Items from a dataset
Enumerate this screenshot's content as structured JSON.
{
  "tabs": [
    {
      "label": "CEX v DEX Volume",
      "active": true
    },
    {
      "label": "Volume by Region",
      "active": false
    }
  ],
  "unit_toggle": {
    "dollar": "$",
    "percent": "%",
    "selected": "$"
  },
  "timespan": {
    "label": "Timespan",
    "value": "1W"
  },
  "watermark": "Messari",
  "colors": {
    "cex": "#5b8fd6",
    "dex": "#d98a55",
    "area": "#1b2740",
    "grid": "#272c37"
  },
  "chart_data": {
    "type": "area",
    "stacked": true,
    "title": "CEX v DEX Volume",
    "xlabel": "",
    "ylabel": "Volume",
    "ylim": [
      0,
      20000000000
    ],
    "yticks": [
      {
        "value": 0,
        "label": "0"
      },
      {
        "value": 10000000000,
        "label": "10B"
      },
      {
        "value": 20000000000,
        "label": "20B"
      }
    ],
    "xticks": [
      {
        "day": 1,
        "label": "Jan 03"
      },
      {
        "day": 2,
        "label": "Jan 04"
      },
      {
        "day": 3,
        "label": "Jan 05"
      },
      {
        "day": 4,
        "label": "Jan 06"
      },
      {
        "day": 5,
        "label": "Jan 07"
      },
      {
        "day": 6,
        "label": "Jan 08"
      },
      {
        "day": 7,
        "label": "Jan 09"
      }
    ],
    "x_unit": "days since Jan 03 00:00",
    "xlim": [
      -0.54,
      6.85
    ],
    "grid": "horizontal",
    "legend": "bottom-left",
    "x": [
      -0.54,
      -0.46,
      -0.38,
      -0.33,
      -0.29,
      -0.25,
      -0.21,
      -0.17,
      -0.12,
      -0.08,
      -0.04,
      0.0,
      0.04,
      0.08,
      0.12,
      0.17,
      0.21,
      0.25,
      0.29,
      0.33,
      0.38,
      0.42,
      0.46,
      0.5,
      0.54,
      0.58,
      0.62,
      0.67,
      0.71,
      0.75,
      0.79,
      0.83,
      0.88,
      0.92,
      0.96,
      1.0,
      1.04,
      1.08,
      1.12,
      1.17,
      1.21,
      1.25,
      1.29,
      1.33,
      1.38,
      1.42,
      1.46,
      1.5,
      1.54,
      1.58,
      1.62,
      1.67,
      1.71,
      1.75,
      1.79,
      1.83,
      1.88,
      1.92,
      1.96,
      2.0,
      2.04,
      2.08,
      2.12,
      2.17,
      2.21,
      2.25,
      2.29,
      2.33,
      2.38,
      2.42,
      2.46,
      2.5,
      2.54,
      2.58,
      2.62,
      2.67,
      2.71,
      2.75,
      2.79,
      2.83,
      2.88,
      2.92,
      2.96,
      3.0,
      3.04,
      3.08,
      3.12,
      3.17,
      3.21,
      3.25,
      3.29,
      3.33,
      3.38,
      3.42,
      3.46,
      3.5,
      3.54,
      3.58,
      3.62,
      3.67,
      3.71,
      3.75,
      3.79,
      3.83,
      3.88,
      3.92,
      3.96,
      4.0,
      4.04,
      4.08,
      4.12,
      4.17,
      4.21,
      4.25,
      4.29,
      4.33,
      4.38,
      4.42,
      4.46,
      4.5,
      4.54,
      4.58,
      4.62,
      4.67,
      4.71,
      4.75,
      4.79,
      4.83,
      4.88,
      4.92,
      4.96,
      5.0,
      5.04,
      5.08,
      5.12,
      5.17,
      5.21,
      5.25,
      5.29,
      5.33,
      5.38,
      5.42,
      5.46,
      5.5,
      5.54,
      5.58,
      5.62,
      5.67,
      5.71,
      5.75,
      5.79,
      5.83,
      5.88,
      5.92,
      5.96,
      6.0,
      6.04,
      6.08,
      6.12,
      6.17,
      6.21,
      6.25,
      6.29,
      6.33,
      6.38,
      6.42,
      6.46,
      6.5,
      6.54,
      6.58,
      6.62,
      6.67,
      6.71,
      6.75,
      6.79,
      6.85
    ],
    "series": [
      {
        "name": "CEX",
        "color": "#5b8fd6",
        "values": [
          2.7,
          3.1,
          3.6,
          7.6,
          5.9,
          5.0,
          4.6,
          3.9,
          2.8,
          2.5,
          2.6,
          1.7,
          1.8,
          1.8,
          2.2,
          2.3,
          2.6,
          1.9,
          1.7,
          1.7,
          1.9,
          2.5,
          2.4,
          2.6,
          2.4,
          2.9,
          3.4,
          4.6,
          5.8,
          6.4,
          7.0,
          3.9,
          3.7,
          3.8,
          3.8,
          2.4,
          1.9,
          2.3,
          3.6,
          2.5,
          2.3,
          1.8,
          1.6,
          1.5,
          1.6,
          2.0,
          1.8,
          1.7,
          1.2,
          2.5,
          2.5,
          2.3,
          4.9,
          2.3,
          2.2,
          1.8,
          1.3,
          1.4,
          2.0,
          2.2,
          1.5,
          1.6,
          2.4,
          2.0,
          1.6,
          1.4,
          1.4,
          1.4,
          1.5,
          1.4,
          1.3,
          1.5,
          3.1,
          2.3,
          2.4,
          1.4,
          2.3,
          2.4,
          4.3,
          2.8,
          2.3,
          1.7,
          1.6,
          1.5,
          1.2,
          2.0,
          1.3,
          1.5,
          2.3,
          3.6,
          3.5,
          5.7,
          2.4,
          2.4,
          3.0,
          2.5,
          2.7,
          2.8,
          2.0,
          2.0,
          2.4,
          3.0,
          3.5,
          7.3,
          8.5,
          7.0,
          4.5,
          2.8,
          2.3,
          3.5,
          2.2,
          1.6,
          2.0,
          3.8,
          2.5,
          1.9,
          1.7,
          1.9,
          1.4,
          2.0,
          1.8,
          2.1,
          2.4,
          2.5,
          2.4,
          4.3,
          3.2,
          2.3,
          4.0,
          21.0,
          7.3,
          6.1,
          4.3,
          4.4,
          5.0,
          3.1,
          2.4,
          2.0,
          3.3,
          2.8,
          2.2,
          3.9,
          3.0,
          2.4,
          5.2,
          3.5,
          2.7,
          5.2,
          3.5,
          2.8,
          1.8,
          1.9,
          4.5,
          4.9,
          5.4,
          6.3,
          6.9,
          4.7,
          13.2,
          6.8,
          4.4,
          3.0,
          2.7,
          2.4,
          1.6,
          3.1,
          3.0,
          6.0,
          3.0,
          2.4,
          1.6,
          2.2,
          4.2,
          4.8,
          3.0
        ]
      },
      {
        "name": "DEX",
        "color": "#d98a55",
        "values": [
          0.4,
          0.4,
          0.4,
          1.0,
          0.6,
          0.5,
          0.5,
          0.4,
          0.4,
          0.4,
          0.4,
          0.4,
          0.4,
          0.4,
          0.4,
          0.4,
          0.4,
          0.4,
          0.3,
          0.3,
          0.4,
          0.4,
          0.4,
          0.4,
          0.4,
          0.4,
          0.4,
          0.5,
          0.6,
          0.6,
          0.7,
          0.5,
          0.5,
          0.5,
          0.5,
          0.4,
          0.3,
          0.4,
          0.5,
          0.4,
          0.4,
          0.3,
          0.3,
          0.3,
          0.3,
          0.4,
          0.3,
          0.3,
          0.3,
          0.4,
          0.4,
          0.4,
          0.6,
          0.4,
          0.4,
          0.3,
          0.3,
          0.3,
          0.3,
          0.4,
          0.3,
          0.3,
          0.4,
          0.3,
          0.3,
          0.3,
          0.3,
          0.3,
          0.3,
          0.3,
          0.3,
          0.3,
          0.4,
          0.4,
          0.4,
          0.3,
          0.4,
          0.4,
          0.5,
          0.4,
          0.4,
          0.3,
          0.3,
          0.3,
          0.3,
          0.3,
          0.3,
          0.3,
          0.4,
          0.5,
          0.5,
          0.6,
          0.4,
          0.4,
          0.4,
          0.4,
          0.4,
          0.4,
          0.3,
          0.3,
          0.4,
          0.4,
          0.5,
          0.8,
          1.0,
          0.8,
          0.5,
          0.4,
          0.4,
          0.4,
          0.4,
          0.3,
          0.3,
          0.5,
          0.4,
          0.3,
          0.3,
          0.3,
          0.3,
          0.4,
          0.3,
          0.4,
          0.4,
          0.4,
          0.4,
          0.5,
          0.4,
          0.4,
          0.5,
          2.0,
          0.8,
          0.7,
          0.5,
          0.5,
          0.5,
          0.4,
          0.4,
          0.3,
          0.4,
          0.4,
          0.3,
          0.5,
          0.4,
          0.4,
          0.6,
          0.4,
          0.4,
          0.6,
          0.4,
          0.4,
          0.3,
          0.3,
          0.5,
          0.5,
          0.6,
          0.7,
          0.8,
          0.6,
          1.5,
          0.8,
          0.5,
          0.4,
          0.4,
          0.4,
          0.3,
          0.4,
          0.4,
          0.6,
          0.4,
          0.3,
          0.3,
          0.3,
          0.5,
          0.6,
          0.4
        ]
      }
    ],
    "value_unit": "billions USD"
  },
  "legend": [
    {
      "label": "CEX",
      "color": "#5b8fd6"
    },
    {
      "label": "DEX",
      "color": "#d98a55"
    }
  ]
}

» **TASK STATEMENT**: Extract every line containing the string "Volume" from the data above.

» **OUTPUT FOR THIS TASK**:
      "label": "CEX v DEX Volume",
      "label": "Volume by Region",
    "title": "CEX v DEX Volume",
    "ylabel": "Volume",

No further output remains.